• **Page extract**
■ ■ ■ ■ ■ ■ ■

After a few flops, one recipe worked out beautifully, and that was for this delicious Paleo Banana Bread. Nothing is better on a cold winter morning than warming your kitchen with the smell of fresh baked banana bread, and this sugar-free, paleo version will be doing that a lot in my kitchen this month! So now if I look 5 months pregnant, it will be because I’m having a banana bread baby….
The Natural Blonde
Paleo Banana Bread
- ¾ cup almond flour
- ¼ cup coconut flour
- ¾ tsp baking soda
- ½ tsp sea salt
- 1 tsp cinnamon
- ¼ tsp nutmeg
- 1 Tbsp coconut sugar, honey or stevia (optional but definitely not needed)
- 1 Tbsp coconut oil, melted
- 3 eggs
- 1 cup of mashed banana (about 2 very ripe bananas – again I like to use thawed frozen bananas as I find them sweeter)
- ¼ cup unsweetened applesauce
- ½ cup chopped walnuts, chocolate chips, or blueberries (optional)
Preheat oven to 350 degrees.
In a large bowl, sift together all the dry ingredients, taking care to break up any lumps in the coconut flour. Next, add the wet ingredients together, blend well, and then mix them into the dry ingredients. I use an electric hand mixer to ensure the batter is well blended, but you don’t have to.

■ ■ ■ ■ ■ ■ ■

• **Dataset content**
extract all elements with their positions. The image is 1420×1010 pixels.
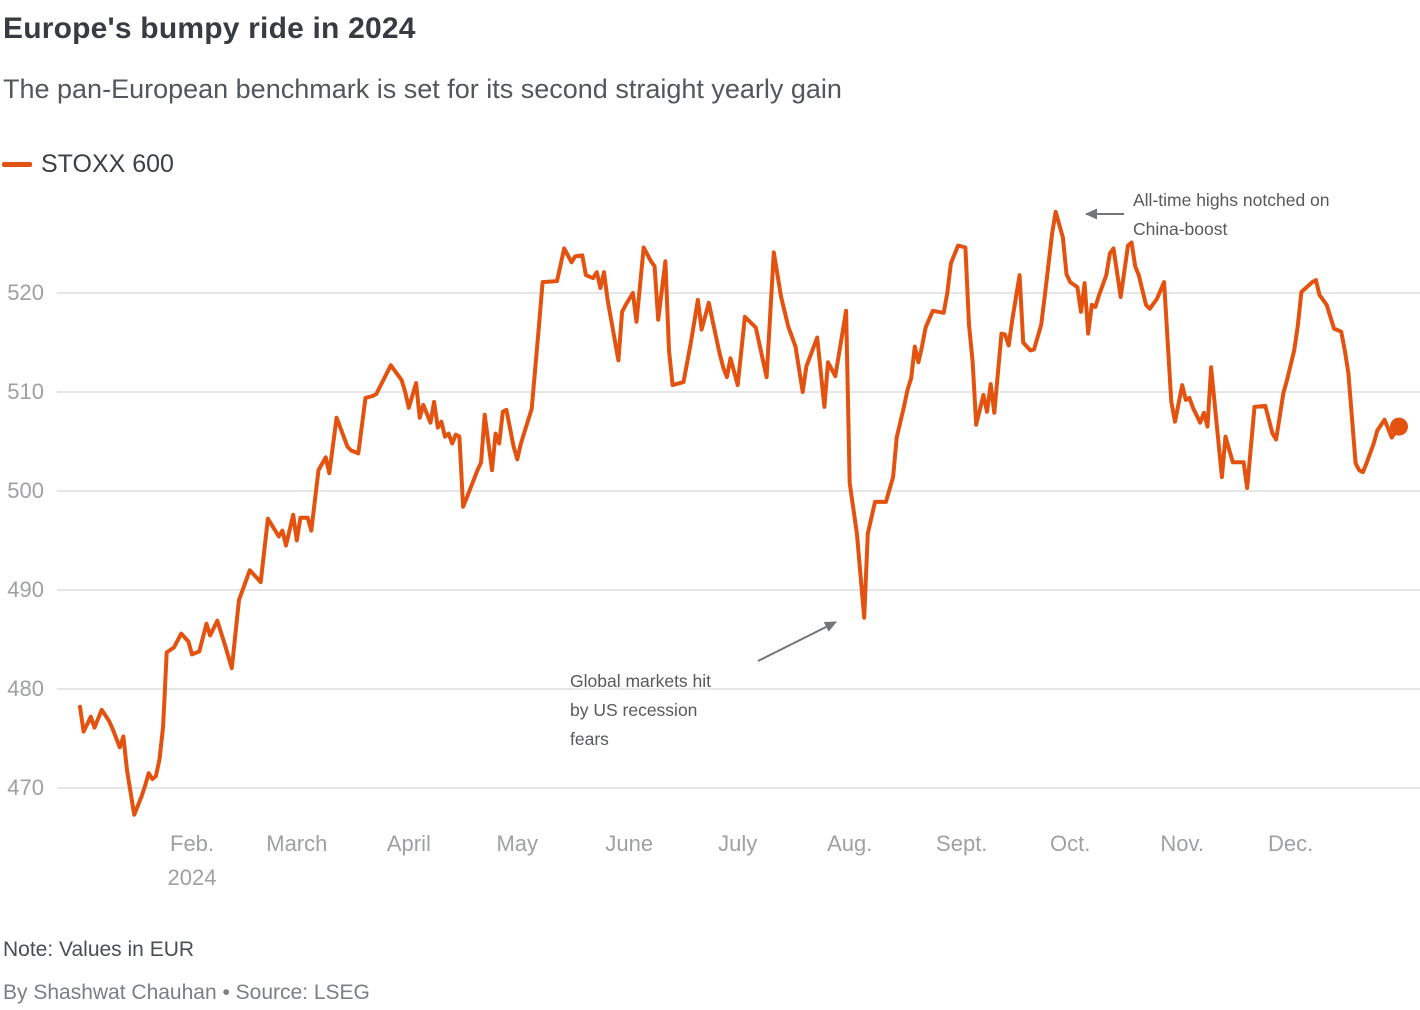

■ ■ ■ ■ ■ ■ ■

• **Set problem 1**
Reproduce the banana bread recipe starting at "- 1 Tbsp coconut oil, melted" and ending at "or blueberries (optional)", swapping "walnuts" for "pecans".
• **Set problem 2**
Write the next part of the banana bread recipe, picking up after its final sentence.

• **Result 1**
- 1 Tbsp coconut oil, melted
- 3 eggs
- 1 cup of mashed banana (about 2 very ripe bananas – again I like to use thawed frozen bananas as I find them sweeter)
- ¼ cup unsweetened applesauce
- ½ cup chopped pecans, chocolate chips, or blueberries (optional)

• **Result 2**
Grease a loaf pan with coconut oil or line with parchment paper (I do the later so I can just lift the loaf right out) and pour in the batter. Bake for 40 minutes or until the top is browned and a toothpick inserted in the middle of the bread comes out clean. (Note: if you are using blueberries or other berries, add 5-6 mins. to cook time)
Allow to cool slightly (but not too much – banana bread is best still warm from the oven!) before slicing and serving.
Store in an airtight container for a few days or in the fridge for a week (we can pretend it may last that long…).